# biflod doors



## oldtimer (Oct 10, 2009)

Can anyone help me locate a 18" bi-fold door in the Philadelphia area?


----------



## firehawkmph (Apr 26, 2008)

OT,
Welcome to the forum. Do you have any big box stores or lumberyards around your area? Home depot or lowes should have them in stock in either pine or masonite. Any lumberyard should be able to order one in for you. Depends on what you want also.
Mike Hawkins


----------



## GeorgeC (Jul 30, 2008)

I did some internet research. I could not find an 18" bifold door. The smallest I see listed in 24". 

G


----------



## firehawkmph (Apr 26, 2008)

George,
I stand corrected. Thanks for pointing that out. I checked with one of our mill shops that build a lot of doors and like you found, their smallest is 24". Somehow I was thinking of an 18" section, which would make it a 36" door. Nine inches would be a pretty narrow panel. 
Oldtimer,
Do you have a clearance problem where you can't use a traditional hung door?
Mike Hawkins


----------



## cabinetman (Jul 5, 2007)

Here's a thought. How about finding a bi-fold set for a 36" opening that is made up of 4 doors. Then, use just half the set for an 18" opening. That would be two doors hinged in the middle...opens only from one side.


----------



## firehawkmph (Apr 26, 2008)

Ok Old T,
I found you a 18" bifold.(while looking for a 36" four panel).
Mike Hawkins
http://www.craftmasterdoors.com/pageBuild.asp?PageID=C_moldedsize_c


----------



## GeorgeC (Jul 30, 2008)

firehawkmph said:


> Ok Old T,
> I found you a 18" bifold.(while looking for a 36" four panel).
> Mike Hawkins
> http://www.craftmasterdoors.com/pageBuild.asp?PageID=C_moldedsize_c


I did not see an 18" on that site. There was a 16" (only one style) and the next size was 20"

What did I miss?

G


----------



## cabinetman (Jul 5, 2007)

GeorgeC said:


> I did not see an 18" on that site. There was a 16" (only one style) and the next size was 20"
> 
> What did I miss?
> 
> G



George...That one entry is 1'6" (that's one foot, six inches). You probably just misread it at 16". When dimensions are written that way it's common to have a hyphen (-) between feet and inches, like this: 1'-6". But the SOB's didn't do that and just downright confused you.


----------



## frankp (Oct 29, 2007)

This was a very helpful thread, as I also have some 18" bifolds that I'd like to replace. I figured I'd eventually just build some, but now I don't have to. Cool.


----------



## GeorgeC (Jul 30, 2008)

cabinetman said:


> George...That one entry is 1'6" (that's one foot, six inches). You probably just misread it at 16". When dimensions are written that way it's common to have a hyphen (-) between feet and inches, like this: 1'-6". But the SOB's didn't do that and just downright confused you.


Guess it is these old eyes. I read the whole row as inches..

G


----------



## Willie T (Feb 1, 2009)

George,

A quick way to bring up the screen size for getting a bigger view of anything is to hold down the <CONTROL> key, and tap the "+" key several times..... It just keeps making the screen bigger.

You can reverse it with <CONTROL> "-"


----------



## GeorgeC (Jul 30, 2008)

Willie T said:


> George,
> 
> A quick way to bring up the screen size for getting a bigger view of anything is to hold down the <CONTROL> key, and tap the "+" key several times..... It just keeps making the screen bigger.
> 
> You can reverse it with <CONTROL> "-"


Interesting. I did not know that. Thanks.


George


----------

DATA PROVIDED
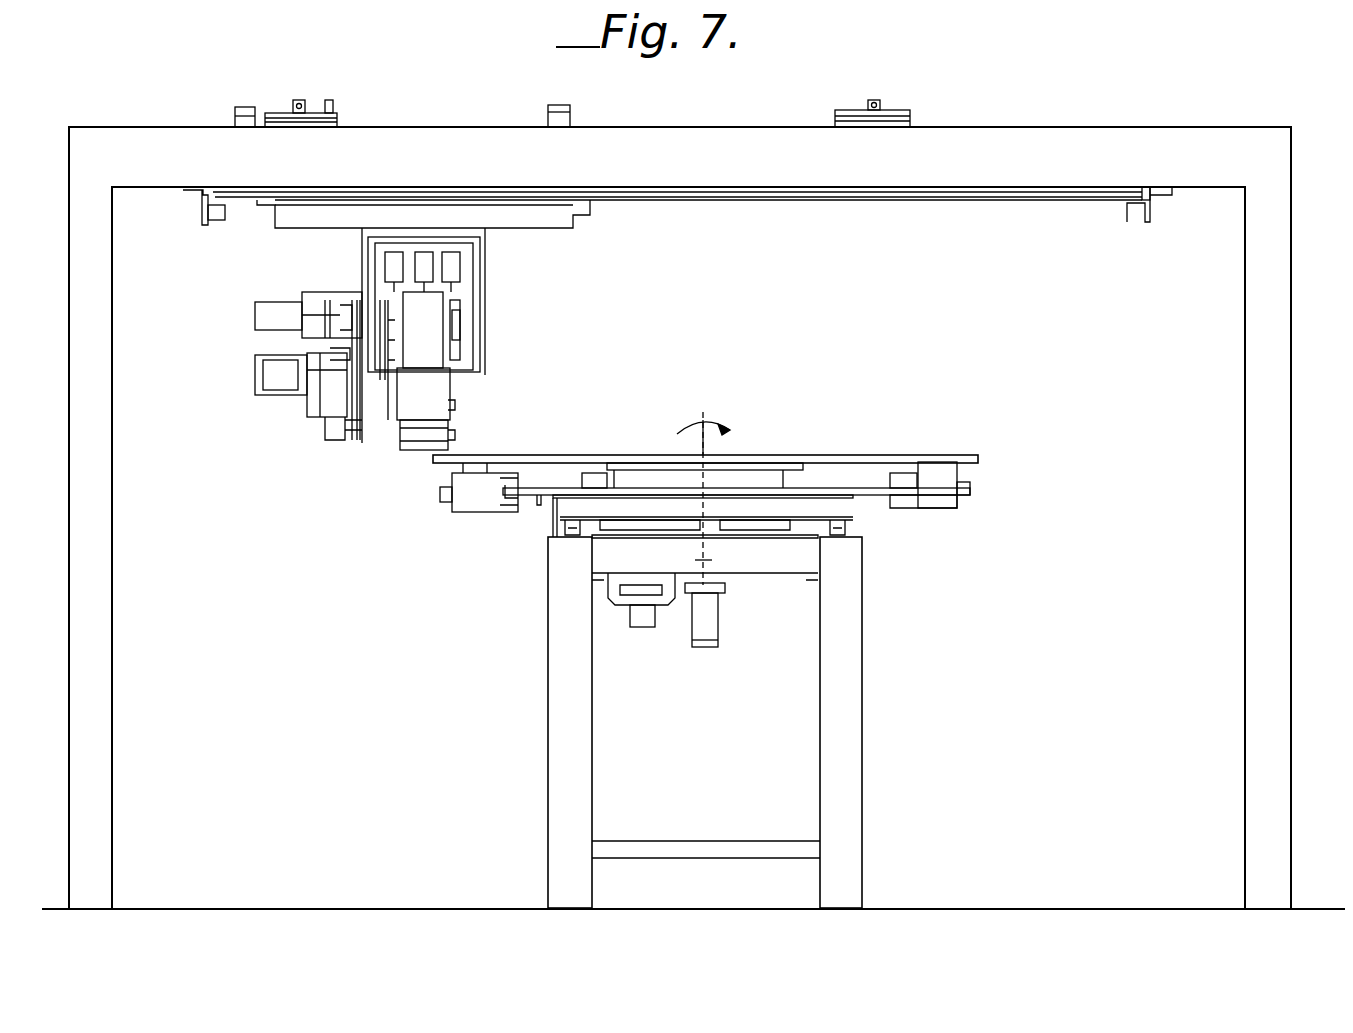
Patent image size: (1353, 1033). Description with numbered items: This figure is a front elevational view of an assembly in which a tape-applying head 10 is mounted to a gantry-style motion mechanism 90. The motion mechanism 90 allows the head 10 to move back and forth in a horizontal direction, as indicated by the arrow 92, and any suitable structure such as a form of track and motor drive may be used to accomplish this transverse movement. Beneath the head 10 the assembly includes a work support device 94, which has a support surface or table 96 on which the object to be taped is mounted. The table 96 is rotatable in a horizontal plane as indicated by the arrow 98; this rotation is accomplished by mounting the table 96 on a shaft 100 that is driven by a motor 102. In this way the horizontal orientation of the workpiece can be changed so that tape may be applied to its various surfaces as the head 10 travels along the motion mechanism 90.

The gantry-style motion mechanism 90 is at (1056, 126).
The arrow 92 is at (522, 277).
The head 10 is at (472, 405).
The work support device 94 is at (864, 612).
The table 96 is at (936, 455).
The arrow 98 is at (718, 418).
The shaft 100 is at (712, 560).
The motor 102 is at (707, 628).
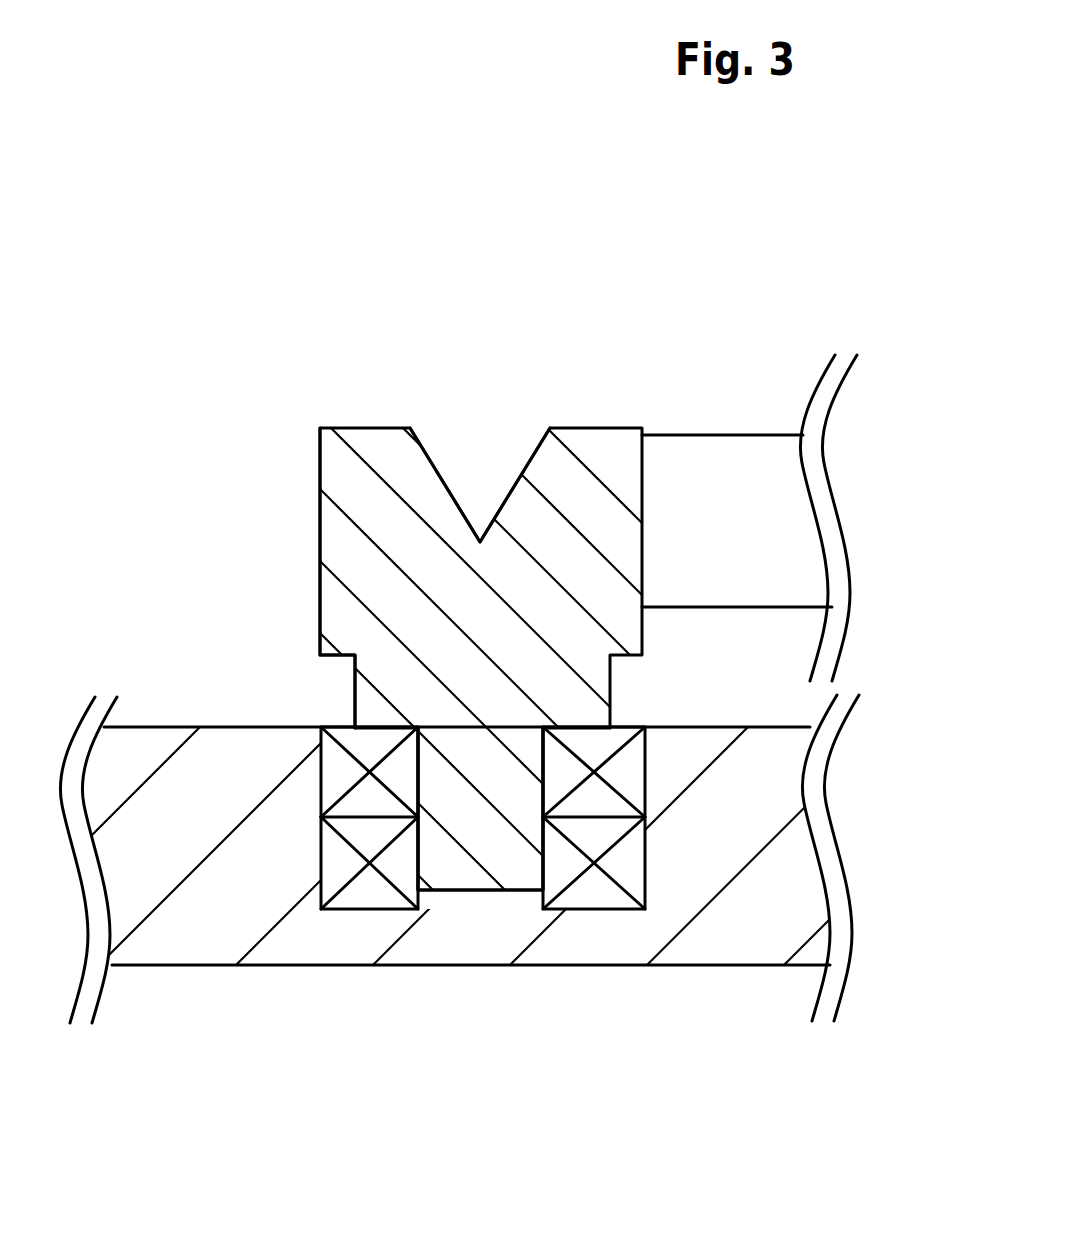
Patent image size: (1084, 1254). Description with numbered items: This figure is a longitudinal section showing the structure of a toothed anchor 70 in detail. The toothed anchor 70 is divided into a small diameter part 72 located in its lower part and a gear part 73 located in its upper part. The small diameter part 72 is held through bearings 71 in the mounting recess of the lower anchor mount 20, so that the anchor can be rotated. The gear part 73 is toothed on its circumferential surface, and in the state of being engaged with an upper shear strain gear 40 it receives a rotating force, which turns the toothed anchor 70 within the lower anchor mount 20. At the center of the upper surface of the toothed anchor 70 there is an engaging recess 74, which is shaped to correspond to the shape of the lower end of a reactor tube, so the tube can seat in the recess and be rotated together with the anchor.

The lower anchor mount 20 is at (186, 954).
The upper shear strain gear 40 is at (717, 478).
The toothed anchor 70 is at (320, 470).
The bearings 71 is at (627, 770).
The small diameter part 72 is at (482, 848).
The gear part 73 is at (320, 590).
The engaging recess 74 is at (528, 470).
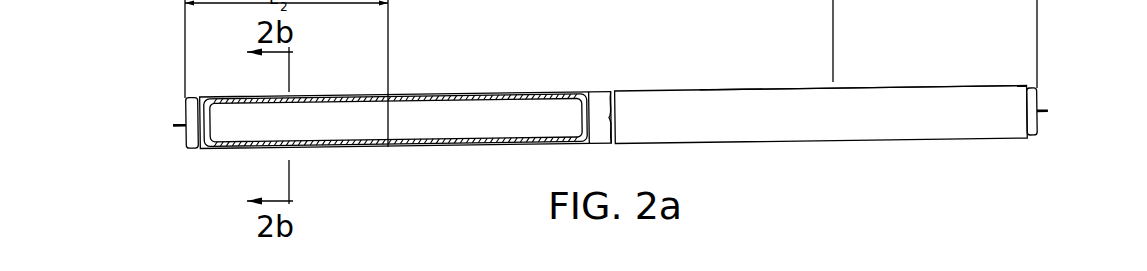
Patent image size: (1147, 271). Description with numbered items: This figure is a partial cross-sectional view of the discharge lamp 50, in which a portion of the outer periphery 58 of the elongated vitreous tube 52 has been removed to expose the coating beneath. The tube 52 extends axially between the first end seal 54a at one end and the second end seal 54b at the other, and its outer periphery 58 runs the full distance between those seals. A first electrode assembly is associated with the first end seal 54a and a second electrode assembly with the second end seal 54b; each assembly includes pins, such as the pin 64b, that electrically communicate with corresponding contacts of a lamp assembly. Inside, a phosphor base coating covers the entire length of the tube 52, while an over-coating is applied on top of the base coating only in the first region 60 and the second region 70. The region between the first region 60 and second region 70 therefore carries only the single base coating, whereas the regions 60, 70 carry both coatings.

The lamp 50 is at (647, 76).
The elongated vitreous tube 52 is at (712, 108).
The first end seal 54a is at (191, 149).
The second end seal 54b is at (1028, 138).
The outer periphery 58 is at (500, 92).
The first region 60 is at (310, 97).
The pin 64b is at (173, 125).
The second region 70 is at (907, 85).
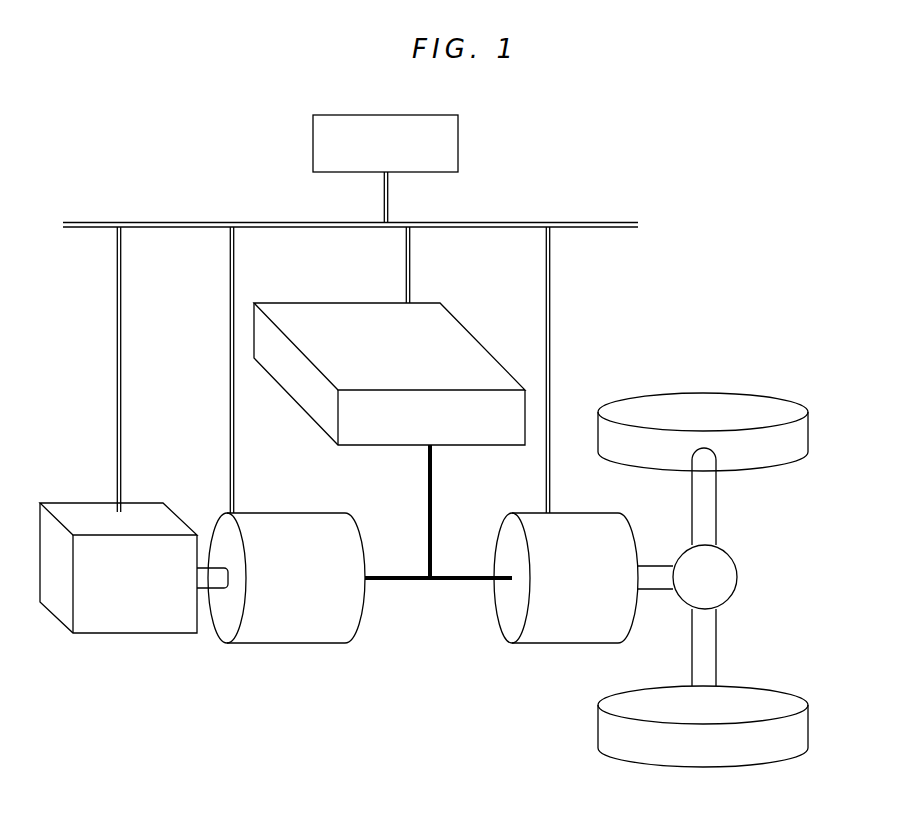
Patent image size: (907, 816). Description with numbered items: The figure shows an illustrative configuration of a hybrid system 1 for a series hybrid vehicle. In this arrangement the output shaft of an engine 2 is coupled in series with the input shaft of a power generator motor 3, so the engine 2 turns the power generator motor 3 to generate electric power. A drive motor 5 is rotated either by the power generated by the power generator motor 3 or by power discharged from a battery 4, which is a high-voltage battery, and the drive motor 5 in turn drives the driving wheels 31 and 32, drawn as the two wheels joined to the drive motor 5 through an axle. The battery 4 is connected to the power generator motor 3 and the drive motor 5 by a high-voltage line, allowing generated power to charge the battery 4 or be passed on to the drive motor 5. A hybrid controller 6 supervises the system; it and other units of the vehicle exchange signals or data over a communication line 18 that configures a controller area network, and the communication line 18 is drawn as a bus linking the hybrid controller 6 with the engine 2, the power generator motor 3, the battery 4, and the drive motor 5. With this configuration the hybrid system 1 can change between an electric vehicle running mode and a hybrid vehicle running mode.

The hybrid system 1 is at (672, 121).
The engine 2 is at (60, 597).
The power generator motor 3 is at (225, 613).
The battery 4 is at (486, 364).
The drive motor 5 is at (503, 607).
The hybrid controller 6 is at (460, 144).
The communication line 18 is at (208, 225).
The driving wheel 31 is at (810, 431).
The driving wheel 32 is at (810, 717).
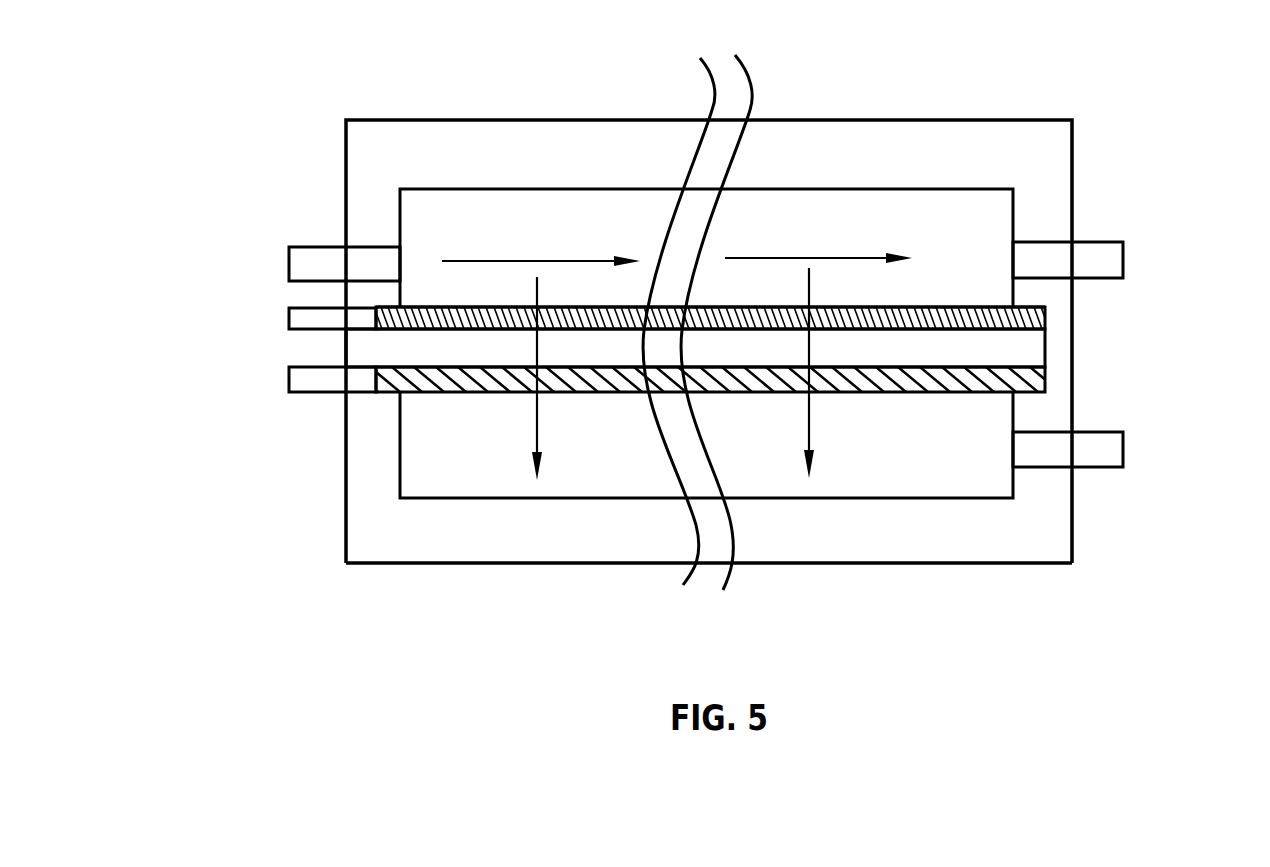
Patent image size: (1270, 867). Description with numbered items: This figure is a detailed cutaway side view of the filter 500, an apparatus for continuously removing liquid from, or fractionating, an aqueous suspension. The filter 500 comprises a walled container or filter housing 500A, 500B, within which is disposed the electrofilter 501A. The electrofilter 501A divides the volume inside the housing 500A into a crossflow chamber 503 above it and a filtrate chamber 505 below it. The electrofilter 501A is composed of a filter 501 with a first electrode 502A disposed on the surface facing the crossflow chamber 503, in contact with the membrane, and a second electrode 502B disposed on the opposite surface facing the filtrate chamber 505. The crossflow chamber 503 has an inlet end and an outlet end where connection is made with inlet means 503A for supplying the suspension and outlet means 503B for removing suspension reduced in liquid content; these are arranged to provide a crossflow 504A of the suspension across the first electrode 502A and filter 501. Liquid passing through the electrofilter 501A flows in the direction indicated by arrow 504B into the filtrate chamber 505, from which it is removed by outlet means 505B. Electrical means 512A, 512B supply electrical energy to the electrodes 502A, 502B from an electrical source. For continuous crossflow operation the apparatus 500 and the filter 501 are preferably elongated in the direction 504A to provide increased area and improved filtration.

REQUIRED ACTIONS
(1) Translate this sentence from the forum thread about bi-fold doors into Spanish: "Any lumberyard should be able to order one in for you."
(2) In the entries, begin at the line that has "Patent image size: (1147, 271)." and stop after the line that has "The second region 70 is at (907, 85).". Give only those lines again, with "partial" changed to "fragmentary" and everything else left as it is.

TASK RESPONSES
(1) Cualquier almacén de madera debería poder pedirle una.

(2)
Patent image size: (1147, 271). Description with numbered items: This figure is a fragmentary cross-sectional view of the discharge lamp 50, in which a portion of the outer periphery 58 of the elongated vitreous tube 52 has been removed to expose the coating beneath. The tube 52 extends axially between the first end seal 54a at one end and the second end seal 54b at the other, and its outer periphery 58 runs the full distance between those seals. A first electrode assembly is associated with the first end seal 54a and a second electrode assembly with the second end seal 54b; each assembly includes pins, such as the pin 64b, that electrically communicate with corresponding contacts of a lamp assembly. Inside, a phosphor base coating covers the entire length of the tube 52, while an over-coating is applied on top of the base coating only in the first region 60 and the second region 70. The region between the first region 60 and second region 70 therefore carries only the single base coating, whereas the regions 60, 70 carry both coatings.

The lamp 50 is at (647, 76).
The elongated vitreous tube 52 is at (712, 108).
The first end seal 54a is at (191, 149).
The second end seal 54b is at (1028, 138).
The outer periphery 58 is at (500, 92).
The first region 60 is at (310, 97).
The pin 64b is at (173, 125).
The second region 70 is at (907, 85).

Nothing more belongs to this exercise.